A matter of life and death: gig workers, unions and COVID-19

Soon after the pandemic hit Australia’s shores, it was clear that workers in the gig economy would be extremely vulnerable. Rideshare drivers and food delivery riders were directly exposed to coronavirus infection through daily contact with the public, and very minimal safety protections. Their designation as contractors meant they had no entitlement to sick leave or other forms of leave. This had the effect that many would simply work through, even if they developed symptoms, rather than being tested and self-isolating. It was this kind of dilemma which led Victorian Premier, Daniel Andrews, to describe the mounting COVID-19 infections in the state’s ‘second wave’ as a phenomenon attributable in large part to insecure work.

In the early weeks of the crisis, the TWU pressed Uber and other platforms to provide workers with sick leave and suspend their customer ratings so drivers would not be penalised for wearing face-masks or taking other precautions. Then, Uber and Deliveroo allocated their drivers and riders up to 14 days’ payment if they contracted the virus or were directed to quarantine. Several food delivery platforms introduced contactless delivery to customers and provided some personal protective equipment. The rideshare company Ola went further, installing transparent hygiene screens in vehicles and frequent driver temperature checks. However, this was only available to drivers who elected to join the ‘Ola Pro Program’ as part of a new service offered to customers wanting ‘super sanitised’ transportation.

TASK OBJECTIVE - Print the gig workers and COVID-19 text from "Soon after the" to "to insecure work.", word for word.

RECORDS SHOWN -
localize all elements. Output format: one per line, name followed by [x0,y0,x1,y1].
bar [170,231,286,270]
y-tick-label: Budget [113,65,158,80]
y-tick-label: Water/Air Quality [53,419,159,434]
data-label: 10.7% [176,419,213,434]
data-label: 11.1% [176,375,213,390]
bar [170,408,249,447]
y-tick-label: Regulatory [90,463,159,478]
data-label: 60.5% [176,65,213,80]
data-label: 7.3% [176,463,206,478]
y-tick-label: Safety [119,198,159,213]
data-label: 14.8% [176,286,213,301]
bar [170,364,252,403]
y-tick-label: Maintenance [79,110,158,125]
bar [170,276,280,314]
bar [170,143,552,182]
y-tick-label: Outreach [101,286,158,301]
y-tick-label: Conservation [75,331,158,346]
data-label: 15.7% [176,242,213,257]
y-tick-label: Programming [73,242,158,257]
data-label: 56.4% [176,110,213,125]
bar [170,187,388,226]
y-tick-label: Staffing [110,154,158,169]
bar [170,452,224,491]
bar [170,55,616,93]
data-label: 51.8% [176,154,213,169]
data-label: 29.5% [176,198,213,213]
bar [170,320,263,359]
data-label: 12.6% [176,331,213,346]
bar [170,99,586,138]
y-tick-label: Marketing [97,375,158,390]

ANSWER SPACE -
Soon after the pandemic hit Australia’s shores, it was clear that workers in the gig economy would be extremely vulnerable. Rideshare drivers and food delivery riders were directly exposed to coronavirus infection through daily contact with the public, and very minimal safety protections. Their designation as contractors meant they had no entitlement to sick leave or other forms of leave. This had the effect that many would simply work through, even if they developed symptoms, rather than being tested and self-isolating. It was this kind of dilemma which led Victorian Premier, Daniel Andrews, to describe the mounting COVID-19 infections in the state’s ‘second wave’ as a phenomenon attributable in large part to insecure work.